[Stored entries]
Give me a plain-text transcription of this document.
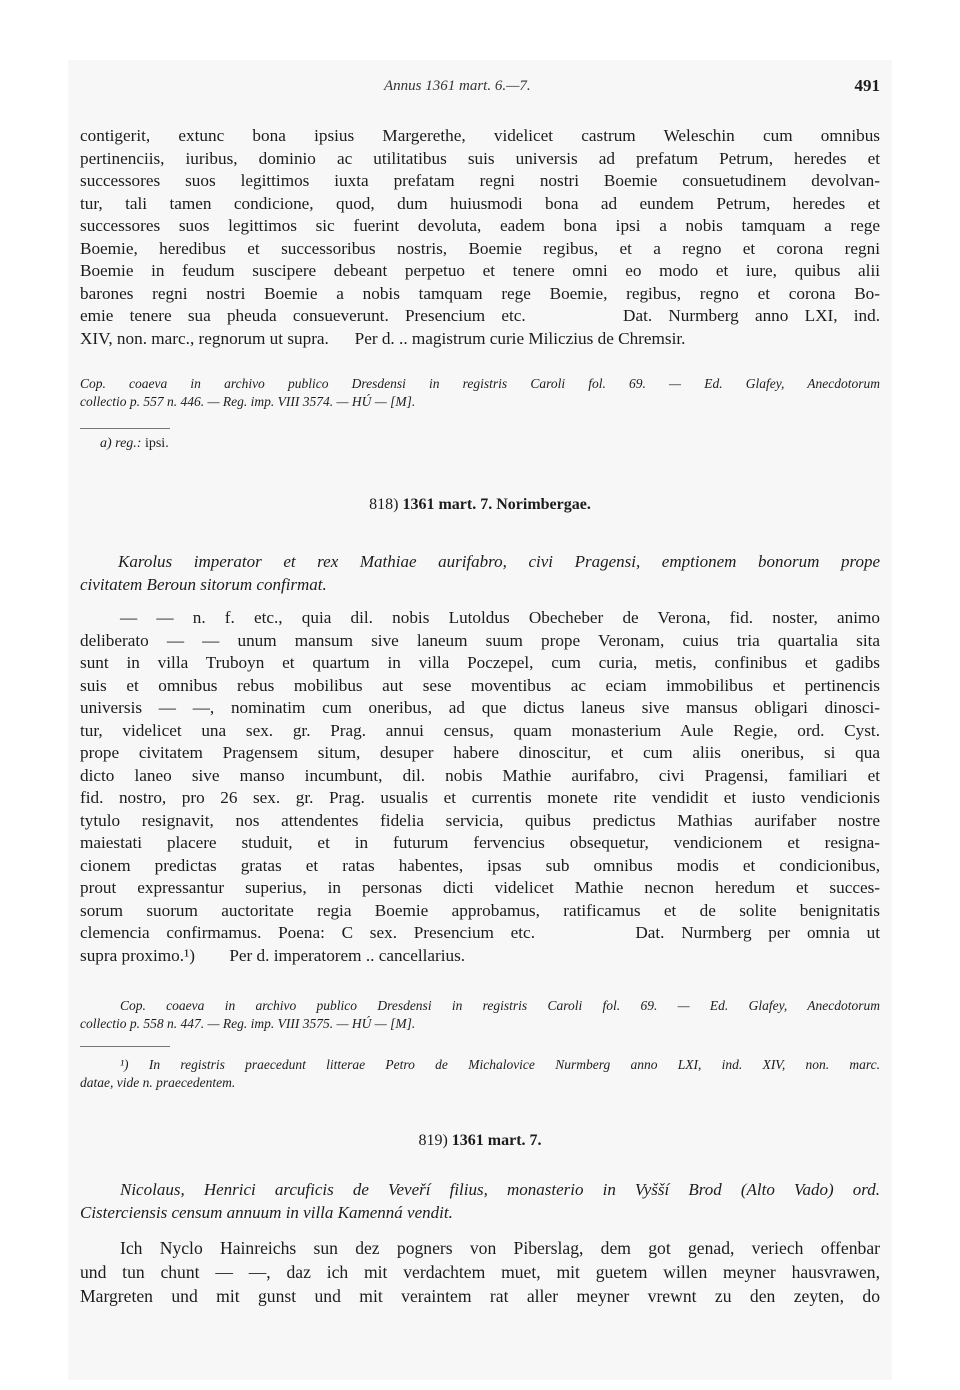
Annus 1361 mart. 6.—7.	491
contigerit, extunc bona ipsius Margerethe, videlicet castrum Weleschin cum omnibus
pertinenciis, iuribus, dominio ac utilitatibus suis universis ad prefatum Petrum, heredes et
successores suos legittimos iuxta prefatam regni nostri Boemie consuetudinem devolvan-
tur, tali tamen condicione, quod, dum huiusmodi bona ad eundem Petrum, heredes et
successores suos legittimos sic fuerint devoluta, eadem bona ipsi a nobis tamquam a rege
Boemie, heredibus et successoribus nostris, Boemie regibus, et a regno et corona regni
Boemie in feudum suscipere debeant perpetuo et tenere omni eo modo et iure, quibus alii
barones regni nostri Boemie a nobis tamquam rege Boemie, regibus, regno et corona Bo-
emie tenere sua pheuda consueverunt. Presencium etc.      Dat. Nurmberg anno LXI, ind.
XIV, non. marc., regnorum ut supra.      Per d. .. magistrum curie Miliczius de Chremsir.
Cop. coaeva in archivo publico Dresdensi in registris Caroli fol. 69. — Ed. Glafey, Anecdotorum
collectio p. 557 n. 446. — Reg. imp. VIII 3574. — HÚ — [M].
a) reg.: ipsi.
818) 1361 mart. 7. Norimbergae.
Karolus imperator et rex Mathiae aurifabro, civi Pragensi, emptionem bonorum prope
civitatem Beroun sitorum confirmat.
— — n. f. etc., quia dil. nobis Lutoldus Obecheber de Verona, fid. noster, animo
deliberato — — unum mansum sive laneum suum prope Veronam, cuius tria quartalia sita
sunt in villa Truboyn et quartum in villa Poczepel, cum curia, metis, confinibus et gadibs
suis et omnibus rebus mobilibus aut sese moventibus ac eciam immobilibus et pertinencis
universis — —, nominatim cum oneribus, ad que dictus laneus sive mansus obligari dinosci-
tur, videlicet una sex. gr. Prag. annui census, quam monasterium Aule Regie, ord. Cyst.
prope civitatem Pragensem situm, desuper habere dinoscitur, et cum aliis oneribus, si qua
dicto laneo sive manso incumbunt, dil. nobis Mathie aurifabro, civi Pragensi, familiari et
fid. nostro, pro 26 sex. gr. Prag. usualis et currentis monete rite vendidit et iusto vendicionis
tytulo resignavit, nos attendentes fidelia servicia, quibus predictus Mathias aurifaber nostre
maiestati placere studuit, et in futurum fervencius obsequetur, vendicionem et resigna-
cionem predictas gratas et ratas habentes, ipsas sub omnibus modis et condicionibus,
prout expressantur superius, in personas dicti videlicet Mathie necnon heredum et succes-
sorum suorum auctoritate regia Boemie approbamus, ratificamus et de solite benignitatis
clemencia confirmamus. Poena: C sex. Presencium etc.      Dat. Nurmberg per omnia ut
supra proximo.¹)        Per d. imperatorem .. cancellarius.
Cop. coaeva in archivo publico Dresdensi in registris Caroli fol. 69. — Ed. Glafey, Anecdotorum
collectio p. 558 n. 447. — Reg. imp. VIII 3575. — HÚ — [M].
¹) In registris praecedunt litterae Petro de Michalovice Nurmberg anno LXI, ind. XIV, non. marc.
datae, vide n. praecedentem.
819) 1361 mart. 7.
Nicolaus, Henrici arcuficis de Veveří filius, monasterio in Vyšší Brod (Alto Vado) ord.
Cisterciensis censum annuum in villa Kamenná vendit.
Ich Nyclo Hainreichs sun dez pogners von Piberslag, dem got genad, veriech offenbar
und tun chunt — —, daz ich mit verdachtem muet, mit guetem willen meyner hausvrawen,
Margreten und mit gunst und mit veraintem rat aller meyner vrewnt zu den zeyten, do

Aim of the task: From the records given above, reproduce all text exactly and exclude each picture.

Answer in full:
Give me a plain-text transcription of this document.
Annus 1361 mart. 6.—7.	491
contigerit, extunc bona ipsius Margerethe, videlicet castrum Weleschin cum omnibus
pertinenciis, iuribus, dominio ac utilitatibus suis universis ad prefatum Petrum, heredes et
successores suos legittimos iuxta prefatam regni nostri Boemie consuetudinem devolvan-
tur, tali tamen condicione, quod, dum huiusmodi bona ad eundem Petrum, heredes et
successores suos legittimos sic fuerint devoluta, eadem bona ipsi a nobis tamquam a rege
Boemie, heredibus et successoribus nostris, Boemie regibus, et a regno et corona regni
Boemie in feudum suscipere debeant perpetuo et tenere omni eo modo et iure, quibus alii
barones regni nostri Boemie a nobis tamquam rege Boemie, regibus, regno et corona Bo-
emie tenere sua pheuda consueverunt. Presencium etc.      Dat. Nurmberg anno LXI, ind.
XIV, non. marc., regnorum ut supra.      Per d. .. magistrum curie Miliczius de Chremsir.
Cop. coaeva in archivo publico Dresdensi in registris Caroli fol. 69. — Ed. Glafey, Anecdotorum
collectio p. 557 n. 446. — Reg. imp. VIII 3574. — HÚ — [M].
a) reg.: ipsi.
818) 1361 mart. 7. Norimbergae.
Karolus imperator et rex Mathiae aurifabro, civi Pragensi, emptionem bonorum prope
civitatem Beroun sitorum confirmat.
— — n. f. etc., quia dil. nobis Lutoldus Obecheber de Verona, fid. noster, animo
deliberato — — unum mansum sive laneum suum prope Veronam, cuius tria quartalia sita
sunt in villa Truboyn et quartum in villa Poczepel, cum curia, metis, confinibus et gadibs
suis et omnibus rebus mobilibus aut sese moventibus ac eciam immobilibus et pertinencis
universis — —, nominatim cum oneribus, ad que dictus laneus sive mansus obligari dinosci-
tur, videlicet una sex. gr. Prag. annui census, quam monasterium Aule Regie, ord. Cyst.
prope civitatem Pragensem situm, desuper habere dinoscitur, et cum aliis oneribus, si qua
dicto laneo sive manso incumbunt, dil. nobis Mathie aurifabro, civi Pragensi, familiari et
fid. nostro, pro 26 sex. gr. Prag. usualis et currentis monete rite vendidit et iusto vendicionis
tytulo resignavit, nos attendentes fidelia servicia, quibus predictus Mathias aurifaber nostre
maiestati placere studuit, et in futurum fervencius obsequetur, vendicionem et resigna-
cionem predictas gratas et ratas habentes, ipsas sub omnibus modis et condicionibus,
prout expressantur superius, in personas dicti videlicet Mathie necnon heredum et succes-
sorum suorum auctoritate regia Boemie approbamus, ratificamus et de solite benignitatis
clemencia confirmamus. Poena: C sex. Presencium etc.      Dat. Nurmberg per omnia ut
supra proximo.¹)        Per d. imperatorem .. cancellarius.
Cop. coaeva in archivo publico Dresdensi in registris Caroli fol. 69. — Ed. Glafey, Anecdotorum
collectio p. 558 n. 447. — Reg. imp. VIII 3575. — HÚ — [M].
¹) In registris praecedunt litterae Petro de Michalovice Nurmberg anno LXI, ind. XIV, non. marc.
datae, vide n. praecedentem.
819) 1361 mart. 7.
Nicolaus, Henrici arcuficis de Veveří filius, monasterio in Vyšší Brod (Alto Vado) ord.
Cisterciensis censum annuum in villa Kamenná vendit.
Ich Nyclo Hainreichs sun dez pogners von Piberslag, dem got genad, veriech offenbar
und tun chunt — —, daz ich mit verdachtem muet, mit guetem willen meyner hausvrawen,
Margreten und mit gunst und mit veraintem rat aller meyner vrewnt zu den zeyten, do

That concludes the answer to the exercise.